Goal:
An exact copy of every record is needed.

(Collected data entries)
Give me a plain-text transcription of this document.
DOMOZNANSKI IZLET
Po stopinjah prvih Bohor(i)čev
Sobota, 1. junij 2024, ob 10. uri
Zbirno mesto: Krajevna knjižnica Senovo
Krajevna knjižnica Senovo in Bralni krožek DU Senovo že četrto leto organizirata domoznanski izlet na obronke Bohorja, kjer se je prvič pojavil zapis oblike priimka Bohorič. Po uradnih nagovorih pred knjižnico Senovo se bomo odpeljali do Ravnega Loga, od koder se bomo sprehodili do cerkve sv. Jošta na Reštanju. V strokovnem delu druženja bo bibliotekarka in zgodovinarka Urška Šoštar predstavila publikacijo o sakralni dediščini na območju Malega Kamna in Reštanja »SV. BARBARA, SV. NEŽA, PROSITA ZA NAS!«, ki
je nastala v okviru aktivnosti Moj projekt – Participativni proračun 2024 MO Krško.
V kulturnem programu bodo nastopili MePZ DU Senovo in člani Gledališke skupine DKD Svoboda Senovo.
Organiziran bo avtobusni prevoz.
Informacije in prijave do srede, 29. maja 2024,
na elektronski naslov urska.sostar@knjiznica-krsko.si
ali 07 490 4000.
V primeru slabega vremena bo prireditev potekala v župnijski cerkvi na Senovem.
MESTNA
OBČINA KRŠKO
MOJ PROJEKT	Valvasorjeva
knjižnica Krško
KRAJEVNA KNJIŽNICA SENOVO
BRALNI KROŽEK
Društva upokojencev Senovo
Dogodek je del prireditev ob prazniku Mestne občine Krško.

Written reply:
Give me a plain-text transcription of this document.
DOMOZNANSKI IZLET
Po stopinjah prvih Bohor(i)čev
Sobota, 1. junij 2024, ob 10. uri
Zbirno mesto: Krajevna knjižnica Senovo
Krajevna knjižnica Senovo in Bralni krožek DU Senovo že četrto leto organizirata domoznanski izlet na obronke Bohorja, kjer se je prvič pojavil zapis oblike priimka Bohorič. Po uradnih nagovorih pred knjižnico Senovo se bomo odpeljali do Ravnega Loga, od koder se bomo sprehodili do cerkve sv. Jošta na Reštanju. V strokovnem delu druženja bo bibliotekarka in zgodovinarka Urška Šoštar predstavila publikacijo o sakralni dediščini na območju Malega Kamna in Reštanja »SV. BARBARA, SV. NEŽA, PROSITA ZA NAS!«, ki
je nastala v okviru aktivnosti Moj projekt – Participativni proračun 2024 MO Krško.
V kulturnem programu bodo nastopili MePZ DU Senovo in člani Gledališke skupine DKD Svoboda Senovo.
Organiziran bo avtobusni prevoz.
Informacije in prijave do srede, 29. maja 2024,
na elektronski naslov urska.sostar@knjiznica-krsko.si
ali 07 490 4000.
V primeru slabega vremena bo prireditev potekala v župnijski cerkvi na Senovem.
MESTNA
OBČINA KRŠKO
MOJ PROJEKT	Valvasorjeva
knjižnica Krško
KRAJEVNA KNJIŽNICA SENOVO
BRALNI KROŽEK
Društva upokojencev Senovo
Dogodek je del prireditev ob prazniku Mestne občine Krško.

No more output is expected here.